### Stated goal
Search the listing below for "ffffff". Copy each matching line.

### Material shown
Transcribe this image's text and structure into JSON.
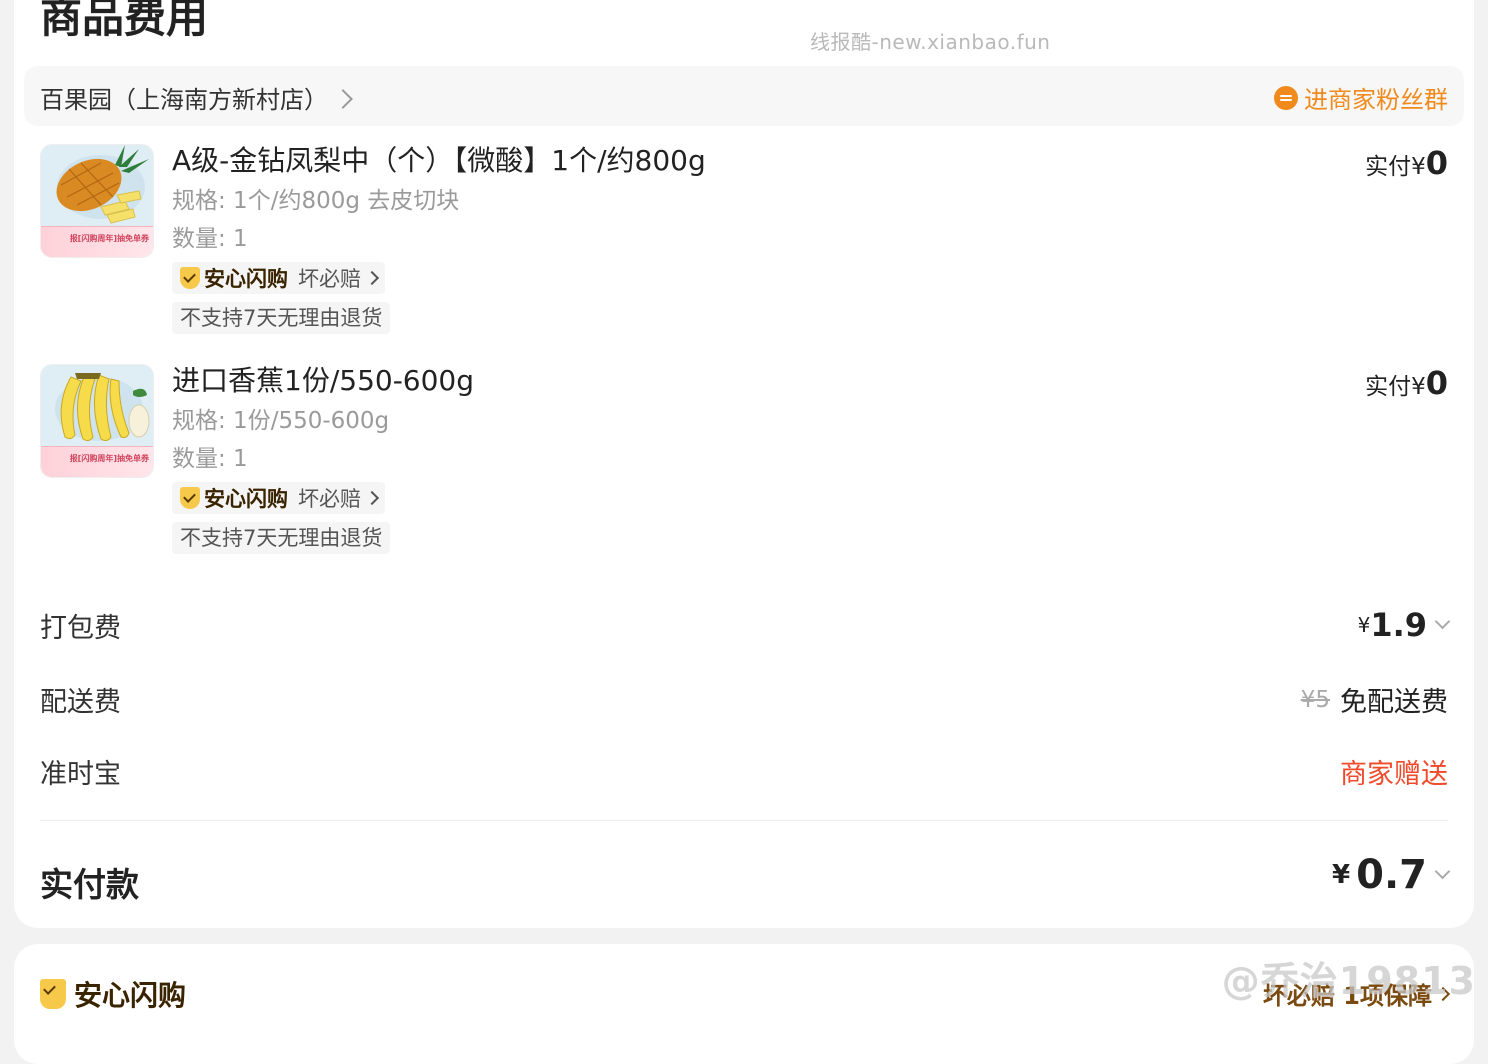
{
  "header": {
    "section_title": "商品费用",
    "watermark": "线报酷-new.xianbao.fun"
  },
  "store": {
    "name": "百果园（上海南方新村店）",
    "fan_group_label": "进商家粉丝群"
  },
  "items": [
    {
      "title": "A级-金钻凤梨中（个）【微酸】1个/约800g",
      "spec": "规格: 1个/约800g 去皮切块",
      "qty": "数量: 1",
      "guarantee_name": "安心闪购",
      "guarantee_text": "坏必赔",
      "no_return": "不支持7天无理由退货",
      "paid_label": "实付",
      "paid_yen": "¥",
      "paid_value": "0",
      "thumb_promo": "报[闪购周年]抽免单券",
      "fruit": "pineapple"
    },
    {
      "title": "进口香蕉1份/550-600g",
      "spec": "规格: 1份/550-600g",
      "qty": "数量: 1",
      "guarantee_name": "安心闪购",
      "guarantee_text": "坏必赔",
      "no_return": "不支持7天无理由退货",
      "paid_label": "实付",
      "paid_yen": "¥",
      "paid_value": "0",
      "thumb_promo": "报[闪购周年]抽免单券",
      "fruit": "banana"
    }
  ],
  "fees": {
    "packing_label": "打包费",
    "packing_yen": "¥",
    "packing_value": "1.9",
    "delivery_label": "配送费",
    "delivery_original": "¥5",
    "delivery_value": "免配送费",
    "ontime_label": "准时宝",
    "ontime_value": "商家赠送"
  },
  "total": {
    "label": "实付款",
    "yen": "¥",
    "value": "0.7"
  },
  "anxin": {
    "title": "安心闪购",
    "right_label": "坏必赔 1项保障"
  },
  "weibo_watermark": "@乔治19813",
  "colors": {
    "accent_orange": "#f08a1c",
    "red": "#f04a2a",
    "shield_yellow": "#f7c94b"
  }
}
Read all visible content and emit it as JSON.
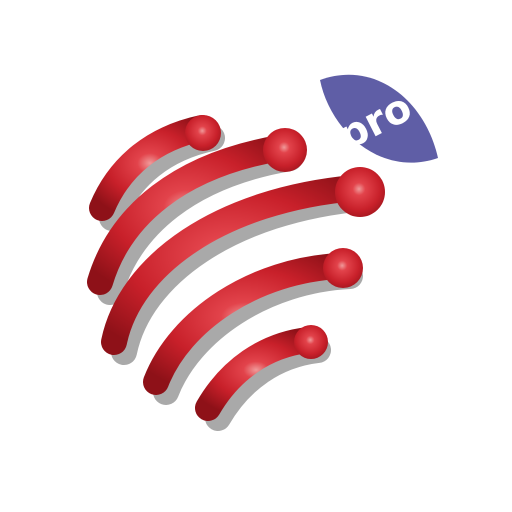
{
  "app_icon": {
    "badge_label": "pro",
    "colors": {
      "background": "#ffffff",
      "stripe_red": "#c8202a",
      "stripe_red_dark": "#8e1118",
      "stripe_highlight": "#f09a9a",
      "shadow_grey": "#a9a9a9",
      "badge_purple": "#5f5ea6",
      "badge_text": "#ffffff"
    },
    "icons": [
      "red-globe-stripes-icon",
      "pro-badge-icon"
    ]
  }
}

--

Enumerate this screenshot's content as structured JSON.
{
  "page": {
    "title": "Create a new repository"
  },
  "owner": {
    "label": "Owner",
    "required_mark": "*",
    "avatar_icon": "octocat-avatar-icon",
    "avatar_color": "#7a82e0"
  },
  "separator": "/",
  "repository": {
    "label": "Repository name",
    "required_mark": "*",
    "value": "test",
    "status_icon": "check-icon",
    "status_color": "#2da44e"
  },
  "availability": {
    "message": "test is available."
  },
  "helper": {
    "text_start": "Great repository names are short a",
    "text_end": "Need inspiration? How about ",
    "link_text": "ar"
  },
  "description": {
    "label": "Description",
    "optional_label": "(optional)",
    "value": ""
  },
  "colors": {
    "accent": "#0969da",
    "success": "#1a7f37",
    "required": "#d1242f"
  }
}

...

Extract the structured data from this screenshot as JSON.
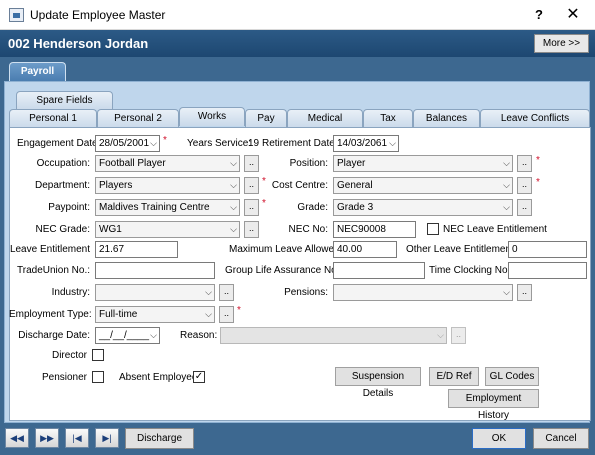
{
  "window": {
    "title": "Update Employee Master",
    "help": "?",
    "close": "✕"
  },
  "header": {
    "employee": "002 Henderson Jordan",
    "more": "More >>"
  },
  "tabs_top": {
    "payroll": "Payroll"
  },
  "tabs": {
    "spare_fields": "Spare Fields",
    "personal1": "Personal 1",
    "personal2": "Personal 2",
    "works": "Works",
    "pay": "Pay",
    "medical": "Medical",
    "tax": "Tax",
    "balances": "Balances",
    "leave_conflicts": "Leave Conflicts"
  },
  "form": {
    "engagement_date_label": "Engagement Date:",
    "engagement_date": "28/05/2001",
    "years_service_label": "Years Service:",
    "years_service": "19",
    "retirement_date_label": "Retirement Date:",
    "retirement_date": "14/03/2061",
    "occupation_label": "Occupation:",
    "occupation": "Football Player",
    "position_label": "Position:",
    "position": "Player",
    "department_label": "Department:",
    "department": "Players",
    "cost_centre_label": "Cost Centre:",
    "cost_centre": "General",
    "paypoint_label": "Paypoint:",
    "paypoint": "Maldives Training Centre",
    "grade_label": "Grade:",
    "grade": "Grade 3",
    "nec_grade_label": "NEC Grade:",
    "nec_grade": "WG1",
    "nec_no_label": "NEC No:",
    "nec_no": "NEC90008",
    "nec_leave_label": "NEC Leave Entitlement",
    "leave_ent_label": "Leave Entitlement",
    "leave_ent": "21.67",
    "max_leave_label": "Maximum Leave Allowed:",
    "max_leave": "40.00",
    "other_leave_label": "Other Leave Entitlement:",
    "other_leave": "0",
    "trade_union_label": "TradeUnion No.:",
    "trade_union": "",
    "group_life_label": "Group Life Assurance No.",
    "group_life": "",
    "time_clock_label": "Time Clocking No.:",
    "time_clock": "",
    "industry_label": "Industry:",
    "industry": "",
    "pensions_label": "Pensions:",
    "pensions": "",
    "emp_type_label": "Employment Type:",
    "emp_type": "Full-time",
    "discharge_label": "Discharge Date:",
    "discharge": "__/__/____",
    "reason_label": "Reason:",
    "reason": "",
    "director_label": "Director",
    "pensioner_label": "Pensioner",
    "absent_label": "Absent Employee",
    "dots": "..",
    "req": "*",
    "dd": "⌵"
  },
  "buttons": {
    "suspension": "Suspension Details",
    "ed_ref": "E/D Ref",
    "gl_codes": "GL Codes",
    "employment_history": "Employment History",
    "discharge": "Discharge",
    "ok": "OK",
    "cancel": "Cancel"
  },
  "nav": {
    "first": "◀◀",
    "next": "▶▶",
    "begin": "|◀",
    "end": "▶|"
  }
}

### Worked answer
      "background": "#ffffff",
      "badge_text": "#ffffff"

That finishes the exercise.